Instructions to follow: Pull every "Servicio" line out of the data below.

Entries shown:
* BEGIN *

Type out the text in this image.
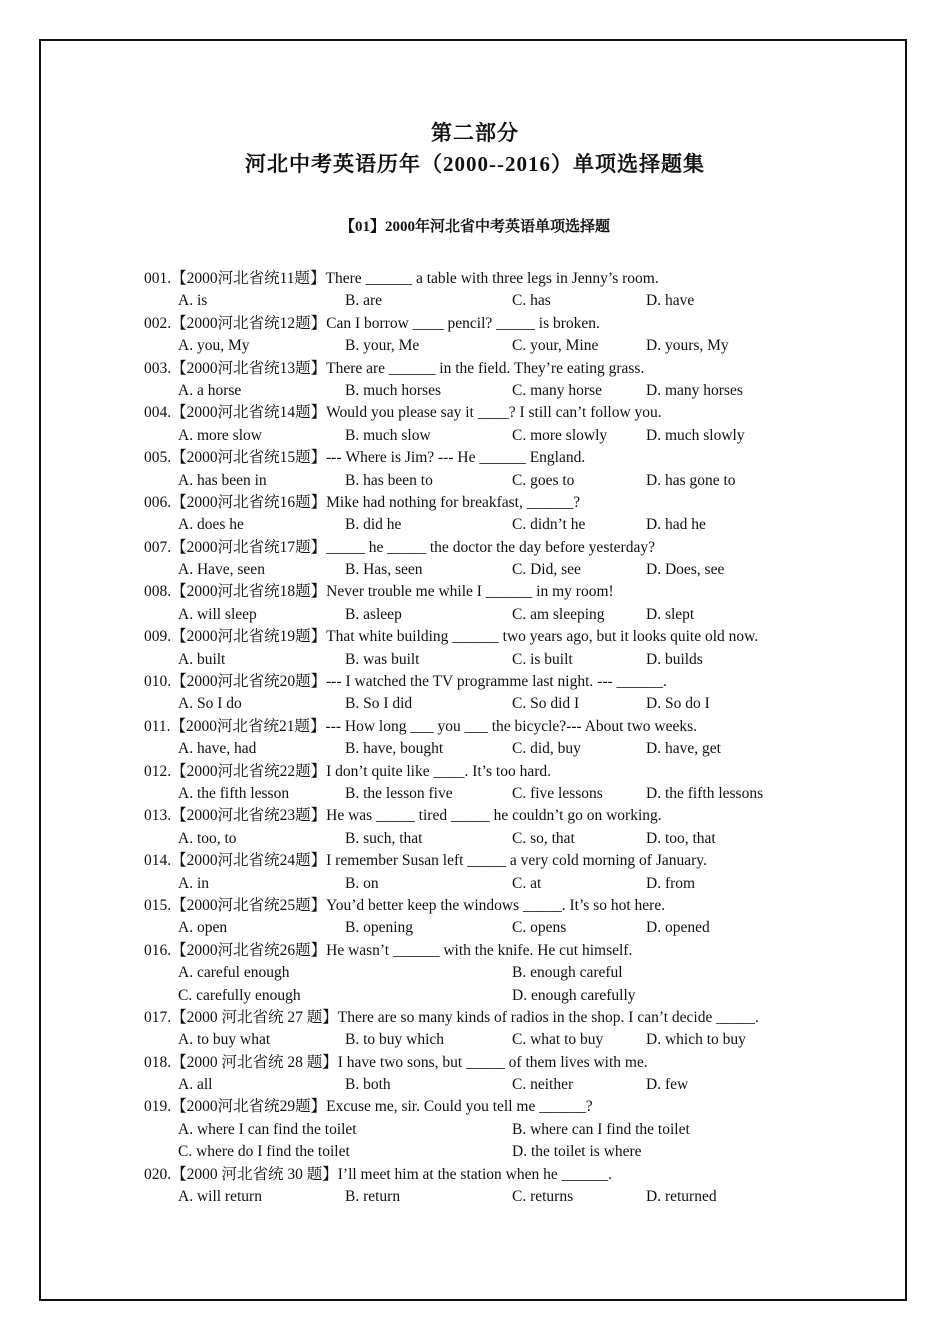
第二部分
河北中考英语历年（2000--2016）单项选择题集
【01】2000年河北省中考英语单项选择题
001.【2000河北省统11题】There ______ a table with three legs in Jenny’s room.
A. is	B. are	C. has	D. have
002.【2000河北省统12题】Can I borrow ____ pencil? _____ is broken.
A. you, My	B. your, Me	C. your, Mine	D. yours, My
003.【2000河北省统13题】There are ______ in the field. They’re eating grass.
A. a horse	B. much horses	C. many horse	D. many horses
004.【2000河北省统14题】Would you please say it ____? I still can’t follow you.
A. more slow	B. much slow	C. more slowly	D. much slowly
005.【2000河北省统15题】--- Where is Jim? --- He ______ England.
A. has been in	B. has been to	C. goes to	D. has gone to
006.【2000河北省统16题】Mike had nothing for breakfast, ______?
A. does he	B. did he	C. didn’t he	D. had he
007.【2000河北省统17题】_____ he _____ the doctor the day before yesterday?
A. Have, seen	B. Has, seen	C. Did, see	D. Does, see
008.【2000河北省统18题】Never trouble me while I ______ in my room!
A. will sleep	B. asleep	C. am sleeping	D. slept
009.【2000河北省统19题】That white building ______ two years ago, but it looks quite old now.
A. built	B. was built	C. is built	D. builds
010.【2000河北省统20题】--- I watched the TV programme last night. --- ______.
A. So I do	B. So I did	C. So did I	D. So do I
011.【2000河北省统21题】--- How long ___ you ___ the bicycle?--- About two weeks.
A. have, had	B. have, bought	C. did, buy	D. have, get
012.【2000河北省统22题】I don’t quite like ____. It’s too hard.
A. the fifth lesson	B. the lesson five	C. five lessons	D. the fifth lessons
013.【2000河北省统23题】He was _____ tired _____ he couldn’t go on working.
A. too, to	B. such, that	C. so, that	D. too, that
014.【2000河北省统24题】I remember Susan left _____ a very cold morning of January.
A. in	B. on	C. at	D. from
015.【2000河北省统25题】You’d better keep the windows _____. It’s so hot here.
A. open	B. opening	C. opens	D. opened
016.【2000河北省统26题】He wasn’t ______ with the knife. He cut himself.
A. careful enough	B. enough careful
C. carefully enough	D. enough carefully
017.【2000 河北省统 27 题】There are so many kinds of radios in the shop. I can’t decide _____.
A. to buy what	B. to buy which	C. what to buy	D. which to buy
018.【2000 河北省统 28 题】I have two sons, but _____ of them lives with me.
A. all	B. both	C. neither	D. few
019.【2000河北省统29题】Excuse me, sir. Could you tell me ______?
A. where I can find the toilet	B. where can I find the toilet
C. where do I find the toilet	D. the toilet is where
020.【2000 河北省统 30 题】I’ll meet him at the station when he ______.
A. will return	B. return	C. returns	D. returned
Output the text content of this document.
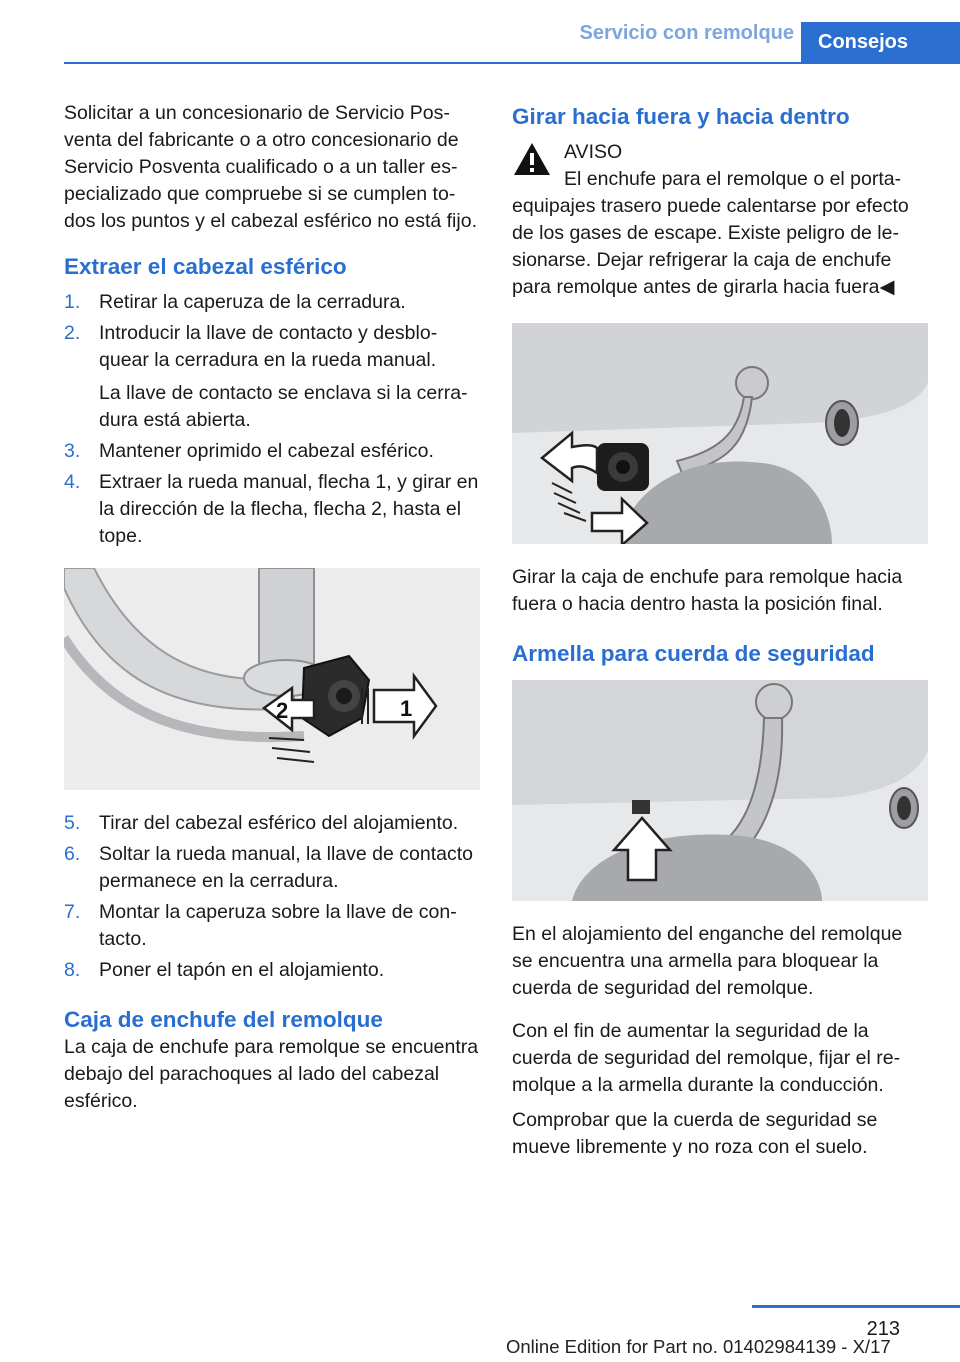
Servicio con remolque	Consejos

Solicitar a un concesionario de Servicio Posventa del fabricante o a otro concesionario de Servicio Posventa cualificado o a un taller especializado que compruebe si se cumplen todos los puntos y el cabezal esférico no está fijo.

Extraer el cabezal esférico
1. Retirar la caperuza de la cerradura.
2. Introducir la llave de contacto y desbloquear la cerradura en la rueda manual.
La llave de contacto se enclava si la cerradura está abierta.
3. Mantener oprimido el cabezal esférico.
4. Extraer la rueda manual, flecha 1, y girar en la dirección de la flecha, flecha 2, hasta el tope.
2	1
5. Tirar del cabezal esférico del alojamiento.
6. Soltar la rueda manual, la llave de contacto permanece en la cerradura.
7. Montar la caperuza sobre la llave de contacto.
8. Poner el tapón en el alojamiento.
Caja de enchufe del remolque

La caja de enchufe para remolque se encuentra debajo del parachoques al lado del cabezal esférico.

Girar hacia fuera y hacia dentro
AVISO
El enchufe para el remolque o el portaequipajes trasero puede calentarse por efecto de los gases de escape. Existe peligro de lesionarse. Dejar refrigerar la caja de enchufe para remolque antes de girarla hacia fuera◀

Girar la caja de enchufe para remolque hacia fuera o hacia dentro hasta la posición final.

Armella para cuerda de seguridad

En el alojamiento del enganche del remolque se encuentra una armella para bloquear la cuerda de seguridad del remolque.

Con el fin de aumentar la seguridad de la cuerda de seguridad del remolque, fijar el remolque a la armella durante la conducción.

Comprobar que la cuerda de seguridad se mueve libremente y no roza con el suelo.

213
Online Edition for Part no. 01402984139 - X/17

* END *

Response to the task:
Servicio con remolque	Consejos
Solicitar a un concesionario de Servicio Posventa del fabricante o a otro concesionario de Servicio Posventa cualificado o a un taller especializado que compruebe si se cumplen todos los puntos y el cabezal esférico no está fijo.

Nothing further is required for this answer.